[Records from a collection of figures]
[Start of section]
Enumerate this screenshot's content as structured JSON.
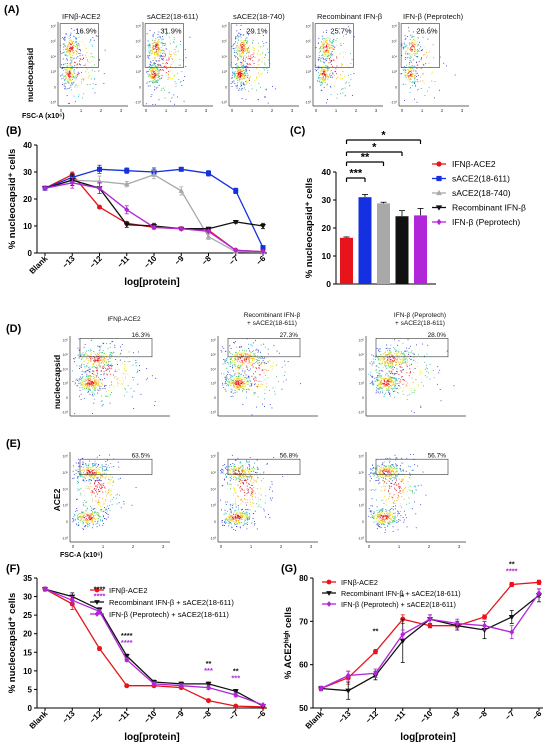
{
  "panels": {
    "A": {
      "label": "(A)",
      "y_label": "nucleocapsid",
      "x_label": "FSC-A (x10⁶)",
      "plots": [
        {
          "title": "IFNβ-ACE2",
          "pct": "16.9%"
        },
        {
          "title": "sACE2(18-611)",
          "pct": "31.9%"
        },
        {
          "title": "sACE2(18-740)",
          "pct": "29.1%"
        },
        {
          "title": "Recombinant IFN-β",
          "pct": "25.7%"
        },
        {
          "title": "IFN-β (Peprotech)",
          "pct": "26.6%"
        }
      ],
      "x_ticks": [
        "0",
        "1",
        "2",
        "3"
      ]
    },
    "D": {
      "label": "(D)",
      "y_label": "nucleocapsid",
      "titles": [
        "IFNβ-ACE2",
        "Recombinant IFN-β\n+ sACE2(18-611)",
        "IFN-β (Peprotech)\n+ sACE2(18-611)"
      ],
      "title_lines": [
        [
          "IFNβ-ACE2"
        ],
        [
          "Recombinant IFN-β",
          "+ sACE2(18-611)"
        ],
        [
          "IFN-β (Peprotech)",
          "+ sACE2(18-611)"
        ]
      ],
      "pcts": [
        "16.3%",
        "27.3%",
        "28.0%"
      ]
    },
    "E": {
      "label": "(E)",
      "y_label": "ACE2",
      "x_label": "FSC-A (x10⁶)",
      "pcts": [
        "63.5%",
        "56.8%",
        "56.7%"
      ],
      "x_ticks": [
        "0",
        "1",
        "2",
        "3"
      ]
    }
  },
  "chart_data": [
    {
      "panel": "B",
      "label": "(B)",
      "type": "line",
      "ylabel": "% nucleocapsid⁺ cells",
      "xlabel": "log[protein]",
      "x_categories": [
        "Blank",
        "-13",
        "-12",
        "-11",
        "-10",
        "-9",
        "-8",
        "-7",
        "-6"
      ],
      "ylim": [
        0,
        40
      ],
      "yticks": [
        0,
        10,
        20,
        30,
        40
      ],
      "series": [
        {
          "name": "IFNβ-ACE2",
          "color": "#e8141b",
          "marker": "circle",
          "values": [
            24,
            29,
            17,
            11,
            9.5,
            9,
            8.5,
            1,
            0.5
          ],
          "err": [
            0.5,
            1,
            0.5,
            0.5,
            0.5,
            0.5,
            0.5,
            0.3,
            0.2
          ]
        },
        {
          "name": "sACE2(18-611)",
          "color": "#1430e0",
          "marker": "square",
          "values": [
            24,
            28,
            31,
            30.5,
            30,
            31,
            29.5,
            23,
            2
          ],
          "err": [
            0.5,
            1.5,
            1.5,
            1,
            1.5,
            0.5,
            1,
            1,
            0.5
          ]
        },
        {
          "name": "sACE2(18-740)",
          "color": "#a9a9a9",
          "marker": "triangle",
          "values": [
            24,
            27,
            26.5,
            25.5,
            29,
            23,
            6,
            0.5,
            0.3
          ],
          "err": [
            0.5,
            1,
            2,
            1,
            1.5,
            1.5,
            1,
            0.2,
            0.2
          ]
        },
        {
          "name": "Recombinant IFN-β",
          "color": "#111111",
          "marker": "tridown",
          "values": [
            24,
            27,
            24,
            10.5,
            10,
            9,
            9,
            11.5,
            10
          ],
          "err": [
            0.5,
            2,
            2,
            1,
            1,
            0.5,
            0.5,
            0.5,
            1
          ]
        },
        {
          "name": "IFN-β (Peprotech)",
          "color": "#b026d8",
          "marker": "diamond",
          "values": [
            24,
            26,
            24,
            16,
            9.5,
            9,
            8,
            1,
            0.5
          ],
          "err": [
            0.5,
            2,
            2,
            1.5,
            0.5,
            0.5,
            0.5,
            0.2,
            0.2
          ]
        }
      ]
    },
    {
      "panel": "C",
      "label": "(C)",
      "type": "bar",
      "ylabel": "% nucleocapsid⁺ cells",
      "categories": [
        "IFNβ-ACE2",
        "sACE2(18-611)",
        "sACE2(18-740)",
        "Recombinant IFN-β",
        "IFN-β (Peprotech)"
      ],
      "values": [
        16.5,
        31,
        28.8,
        24.2,
        24.5
      ],
      "err": [
        0.3,
        1,
        0.4,
        2,
        2.5
      ],
      "colors": [
        "#e8141b",
        "#1430e0",
        "#a9a9a9",
        "#111111",
        "#b026d8"
      ],
      "ylim": [
        0,
        40
      ],
      "yticks": [
        0,
        10,
        20,
        30,
        40
      ],
      "significance": [
        {
          "to": 1,
          "stars": "***"
        },
        {
          "to": 2,
          "stars": "**"
        },
        {
          "to": 3,
          "stars": "*"
        },
        {
          "to": 4,
          "stars": "*"
        }
      ]
    },
    {
      "panel": "F",
      "label": "(F)",
      "type": "line",
      "ylabel": "% nucleocapsid⁺ cells",
      "xlabel": "log[protein]",
      "x_categories": [
        "Blank",
        "-13",
        "-12",
        "-11",
        "-10",
        "-9",
        "-8",
        "-7",
        "-6"
      ],
      "ylim": [
        0,
        35
      ],
      "yticks": [
        0,
        5,
        10,
        15,
        20,
        25,
        30,
        35
      ],
      "series": [
        {
          "name": "IFNβ-ACE2",
          "color": "#e8141b",
          "marker": "circle",
          "values": [
            32,
            28,
            16,
            6,
            6,
            5.5,
            2,
            0.5,
            0.3
          ],
          "err": [
            0.5,
            1.5,
            0.5,
            0.3,
            0.3,
            0.3,
            0.3,
            0.2,
            0.1
          ]
        },
        {
          "name": "Recombinant IFN-β + sACE2(18-611)",
          "color": "#111111",
          "marker": "tridown",
          "values": [
            32,
            30,
            26.5,
            14,
            7,
            6.5,
            6.5,
            4.5,
            0.5
          ],
          "err": [
            0.5,
            1,
            0.5,
            0.5,
            0.5,
            0.5,
            0.5,
            0.5,
            0.2
          ]
        },
        {
          "name": "IFN-β (Peprotech) + sACE2(18-611)",
          "color": "#b026d8",
          "marker": "diamond",
          "values": [
            32,
            29,
            26,
            13,
            6.5,
            6,
            5.5,
            3.5,
            0.8
          ],
          "err": [
            0.5,
            1,
            0.5,
            0.5,
            0.5,
            0.5,
            0.5,
            0.5,
            0.2
          ]
        }
      ],
      "stars": [
        {
          "x": 2,
          "black": "****",
          "purple": "****"
        },
        {
          "x": 3,
          "black": "****",
          "purple": "****"
        },
        {
          "x": 6,
          "black": "**",
          "purple": "***"
        },
        {
          "x": 7,
          "black": "**",
          "purple": "***"
        }
      ]
    },
    {
      "panel": "G",
      "label": "(G)",
      "type": "line",
      "ylabel": "% ACE2ʰⁱᵍʰ cells",
      "xlabel": "log[protein]",
      "x_categories": [
        "Blank",
        "-13",
        "-12",
        "-11",
        "-10",
        "-9",
        "-8",
        "-7",
        "-6"
      ],
      "ylim": [
        50,
        80
      ],
      "yticks": [
        50,
        60,
        70,
        80
      ],
      "series": [
        {
          "name": "IFNβ-ACE2",
          "color": "#e8141b",
          "marker": "circle",
          "values": [
            54.5,
            57,
            63,
            70.5,
            69,
            69,
            71,
            78.5,
            79
          ],
          "err": [
            0.5,
            1.5,
            0.5,
            1,
            0.5,
            0.5,
            0.5,
            0.5,
            0.5
          ]
        },
        {
          "name": "Recombinant IFN-β + sACE2(18-611)",
          "color": "#111111",
          "marker": "tridown",
          "values": [
            54.5,
            54,
            57.5,
            65.5,
            70.5,
            69,
            68,
            71,
            76
          ],
          "err": [
            0.5,
            2,
            1,
            5,
            1,
            1,
            2,
            1.5,
            1.5
          ]
        },
        {
          "name": "IFN-β (Peprotech) + sACE2(18-611)",
          "color": "#b026d8",
          "marker": "diamond",
          "values": [
            54.5,
            57.5,
            58,
            67,
            70.5,
            69.5,
            69,
            67.5,
            76.5
          ],
          "err": [
            0.5,
            1,
            1,
            1,
            1,
            1,
            1,
            1.5,
            1
          ]
        }
      ],
      "stars": [
        {
          "x": 2,
          "black": "**",
          "purple": ""
        },
        {
          "x": 3,
          "black": "*",
          "purple": ""
        },
        {
          "x": 7,
          "black": "**",
          "purple": "****"
        }
      ]
    }
  ],
  "axis_minus": "−"
}
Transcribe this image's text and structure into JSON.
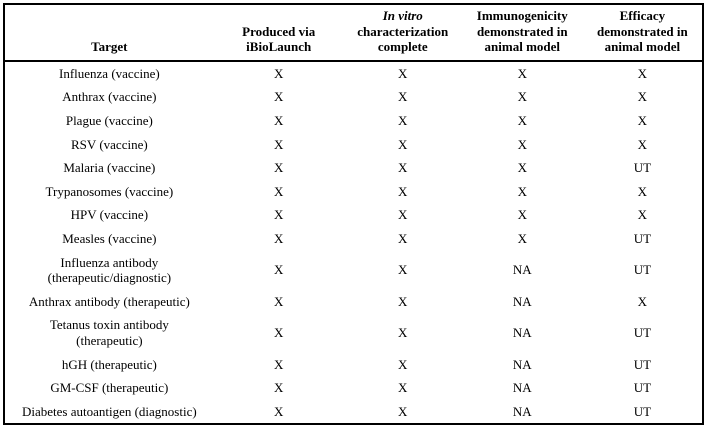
{
  "colors": {
    "border": "#000000",
    "text": "#000000",
    "background": "#ffffff"
  },
  "table": {
    "columns": {
      "target": "Target",
      "produced": "Produced via\niBioLaunch",
      "invitro_italic": "In vitro",
      "invitro_rest": "characterization\ncomplete",
      "immunogenicity": "Immunogenicity\ndemonstrated in\nanimal model",
      "efficacy": "Efficacy\ndemonstrated in\nanimal model"
    },
    "rows": [
      {
        "target": "Influenza (vaccine)",
        "produced": "X",
        "invitro": "X",
        "immunogenicity": "X",
        "efficacy": "X"
      },
      {
        "target": "Anthrax (vaccine)",
        "produced": "X",
        "invitro": "X",
        "immunogenicity": "X",
        "efficacy": "X"
      },
      {
        "target": "Plague (vaccine)",
        "produced": "X",
        "invitro": "X",
        "immunogenicity": "X",
        "efficacy": "X"
      },
      {
        "target": "RSV (vaccine)",
        "produced": "X",
        "invitro": "X",
        "immunogenicity": "X",
        "efficacy": "X"
      },
      {
        "target": "Malaria (vaccine)",
        "produced": "X",
        "invitro": "X",
        "immunogenicity": "X",
        "efficacy": "UT"
      },
      {
        "target": "Trypanosomes (vaccine)",
        "produced": "X",
        "invitro": "X",
        "immunogenicity": "X",
        "efficacy": "X"
      },
      {
        "target": "HPV (vaccine)",
        "produced": "X",
        "invitro": "X",
        "immunogenicity": "X",
        "efficacy": "X"
      },
      {
        "target": "Measles (vaccine)",
        "produced": "X",
        "invitro": "X",
        "immunogenicity": "X",
        "efficacy": "UT"
      },
      {
        "target": "Influenza antibody\n(therapeutic/diagnostic)",
        "produced": "X",
        "invitro": "X",
        "immunogenicity": "NA",
        "efficacy": "UT"
      },
      {
        "target": "Anthrax antibody (therapeutic)",
        "produced": "X",
        "invitro": "X",
        "immunogenicity": "NA",
        "efficacy": "X"
      },
      {
        "target": "Tetanus toxin antibody\n(therapeutic)",
        "produced": "X",
        "invitro": "X",
        "immunogenicity": "NA",
        "efficacy": "UT"
      },
      {
        "target": "hGH (therapeutic)",
        "produced": "X",
        "invitro": "X",
        "immunogenicity": "NA",
        "efficacy": "UT"
      },
      {
        "target": "GM-CSF (therapeutic)",
        "produced": "X",
        "invitro": "X",
        "immunogenicity": "NA",
        "efficacy": "UT"
      },
      {
        "target": "Diabetes autoantigen (diagnostic)",
        "produced": "X",
        "invitro": "X",
        "immunogenicity": "NA",
        "efficacy": "UT"
      }
    ]
  }
}
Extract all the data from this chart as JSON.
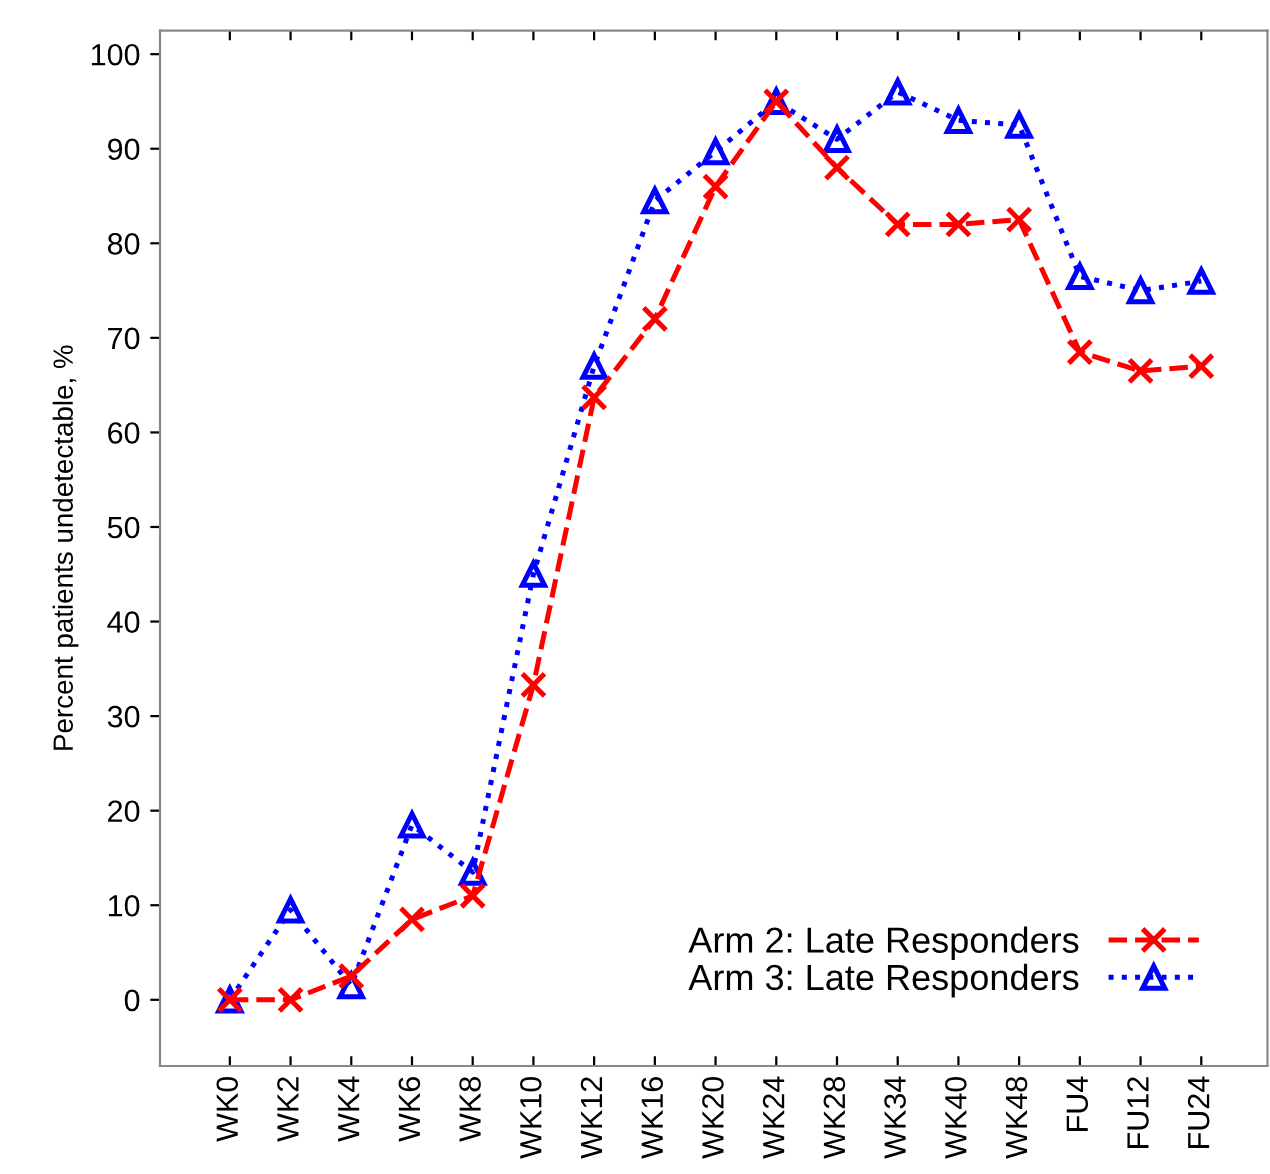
{
  "chart_data": {
    "type": "line",
    "ylabel": "Percent patients undetectable, %",
    "categories": [
      "WK0",
      "WK2",
      "WK4",
      "WK6",
      "WK8",
      "WK10",
      "WK12",
      "WK16",
      "WK20",
      "WK24",
      "WK28",
      "WK34",
      "WK40",
      "WK48",
      "FU4",
      "FU12",
      "FU24"
    ],
    "series": [
      {
        "name": "Arm 2: Late Responders",
        "color": "#ff0000",
        "marker": "cross",
        "line_style": "dashed",
        "values": [
          0,
          0,
          2.5,
          8.5,
          11,
          33.3,
          63.7,
          72,
          86,
          95,
          88,
          82,
          82,
          82.5,
          68.5,
          66.5,
          67
        ]
      },
      {
        "name": "Arm 3: Late Responders",
        "color": "#0000ff",
        "marker": "triangle",
        "line_style": "dotted",
        "values": [
          0,
          9.5,
          1.5,
          18.5,
          13.5,
          45,
          67,
          84.5,
          89.7,
          95,
          91,
          96,
          93,
          92.5,
          76.5,
          75,
          76
        ]
      }
    ],
    "ylim": [
      -7,
      102.5
    ],
    "yticks": [
      0,
      10,
      20,
      30,
      40,
      50,
      60,
      70,
      80,
      90,
      100
    ],
    "grid": false,
    "legend": "bottom right"
  }
}
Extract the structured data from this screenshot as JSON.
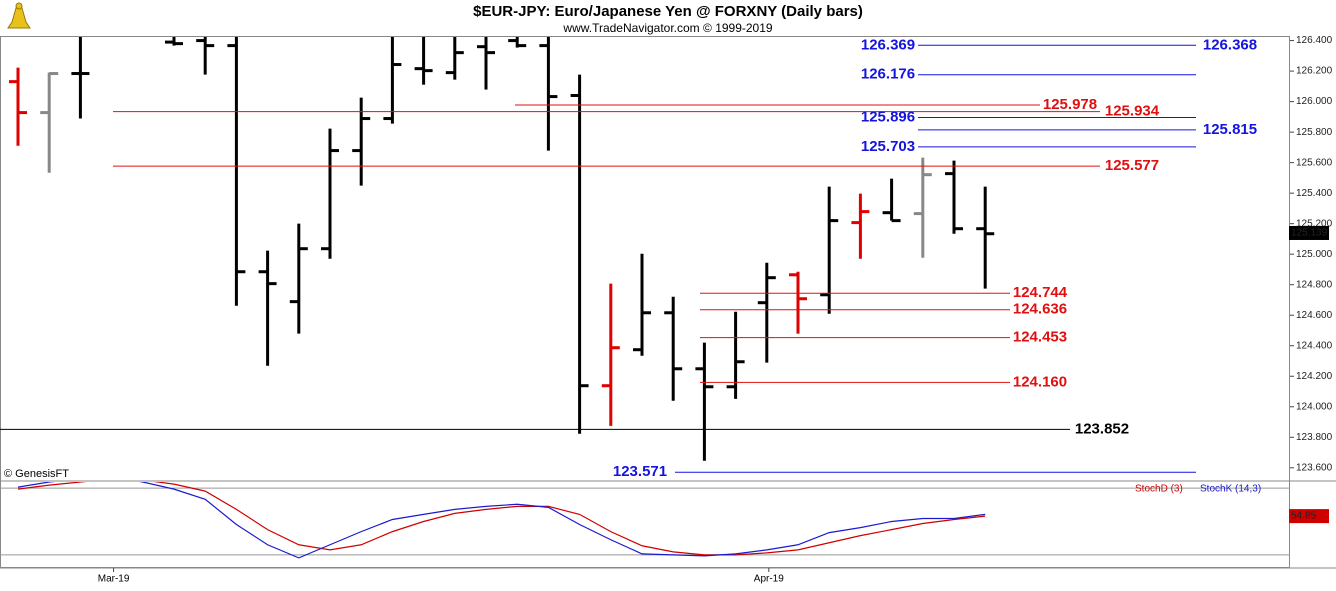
[End of section]
Goal of the exercise: Look through the entries for the string "text". Every line that has it belongs in the answer.

Solution below:
Transcribe this image's text and structure into JSON.
    "text": "#000000",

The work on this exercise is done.